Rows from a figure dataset
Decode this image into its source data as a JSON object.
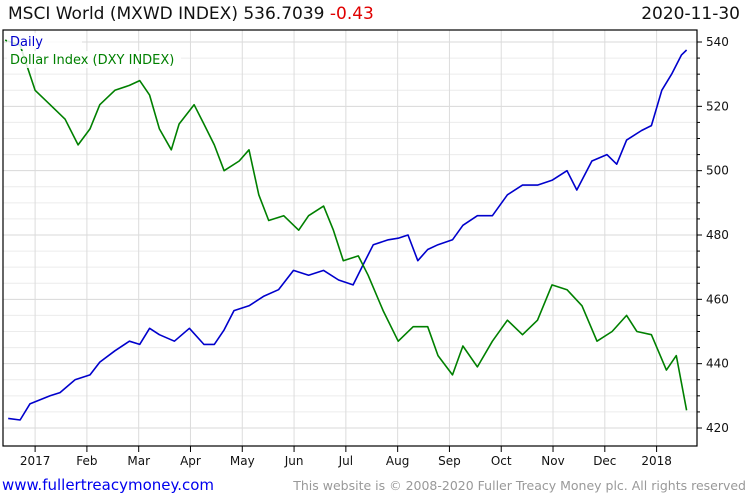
{
  "header": {
    "title": "MSCI World  (MXWD INDEX) 536.7039",
    "change": "-0.43",
    "date": "2020-11-30"
  },
  "footer": {
    "site": "www.fullertreacymoney.com",
    "copyright": "This website is © 2008-2020 Fuller Treacy Money plc. All rights reserved"
  },
  "chart_data": {
    "type": "line",
    "frequency_label": "Daily",
    "xlabel": "",
    "ylabel": "",
    "x_unit": "months since 2017-01-01",
    "xlim": [
      -0.62,
      12.78
    ],
    "ylim": [
      416,
      543
    ],
    "y_ticks": [
      420,
      440,
      460,
      480,
      500,
      520,
      540
    ],
    "x_tick_labels": [
      "2017",
      "Feb",
      "Mar",
      "Apr",
      "May",
      "Jun",
      "Jul",
      "Aug",
      "Sep",
      "Oct",
      "Nov",
      "Dec",
      "2018"
    ],
    "grid": true,
    "legend_placement": "top-left",
    "series": [
      {
        "name": "MSCI World (MXWD INDEX)",
        "color": "#0000cc",
        "x": [
          -0.52,
          -0.29,
          -0.1,
          0.29,
          0.48,
          0.77,
          1.06,
          1.25,
          1.54,
          1.82,
          2.02,
          2.21,
          2.4,
          2.69,
          2.98,
          3.26,
          3.46,
          3.65,
          3.84,
          4.13,
          4.42,
          4.7,
          4.99,
          5.28,
          5.57,
          5.86,
          6.14,
          6.34,
          6.53,
          6.82,
          7.01,
          7.2,
          7.39,
          7.58,
          7.78,
          8.06,
          8.26,
          8.54,
          8.83,
          9.12,
          9.41,
          9.7,
          9.98,
          10.27,
          10.46,
          10.75,
          11.04,
          11.23,
          11.42,
          11.71,
          11.9,
          12.1,
          12.29,
          12.48,
          12.58
        ],
        "values": [
          423,
          422.5,
          427.5,
          430,
          431,
          435,
          436.5,
          440.5,
          444,
          447,
          446,
          451,
          449,
          447,
          451,
          446,
          446,
          450.5,
          456.5,
          458,
          461,
          463,
          469,
          467.5,
          469,
          466,
          464.5,
          471,
          477,
          478.5,
          479,
          480,
          472,
          475.5,
          477,
          478.5,
          483,
          486,
          486,
          492.5,
          495.5,
          495.5,
          497,
          500,
          494,
          503,
          505,
          502,
          509.5,
          512.5,
          514,
          525,
          530,
          536,
          537.5
        ]
      },
      {
        "name": "Dollar Index (DXY INDEX)",
        "color": "#008000",
        "x": [
          -0.58,
          -0.29,
          0,
          0.29,
          0.58,
          0.83,
          1.06,
          1.25,
          1.54,
          1.82,
          2.02,
          2.21,
          2.4,
          2.63,
          2.78,
          3.07,
          3.26,
          3.46,
          3.65,
          3.94,
          4.13,
          4.32,
          4.51,
          4.8,
          5.09,
          5.28,
          5.57,
          5.76,
          5.95,
          6.24,
          6.43,
          6.72,
          7.01,
          7.3,
          7.58,
          7.78,
          8.06,
          8.26,
          8.54,
          8.83,
          9.12,
          9.41,
          9.7,
          9.98,
          10.27,
          10.56,
          10.85,
          11.14,
          11.42,
          11.62,
          11.9,
          12.19,
          12.38,
          12.58
        ],
        "values": [
          540.6,
          539,
          525,
          520.5,
          516,
          508,
          513,
          520.5,
          525,
          526.5,
          528,
          523.5,
          513,
          506.5,
          514.5,
          520.5,
          514.5,
          508,
          500,
          503,
          506.5,
          492.5,
          484.5,
          486,
          481.5,
          486,
          489,
          481.5,
          472,
          473.5,
          467.5,
          456.5,
          447,
          451.5,
          451.5,
          442.5,
          436.5,
          445.5,
          439,
          447,
          453.5,
          449,
          453.5,
          464.5,
          463,
          458,
          447,
          450,
          455,
          450,
          449,
          438,
          442.5,
          425.5
        ]
      }
    ]
  }
}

• **Written request**
What is the number of lines above that contain the string "name"? Answer with the number alone.

• **Written solution**
2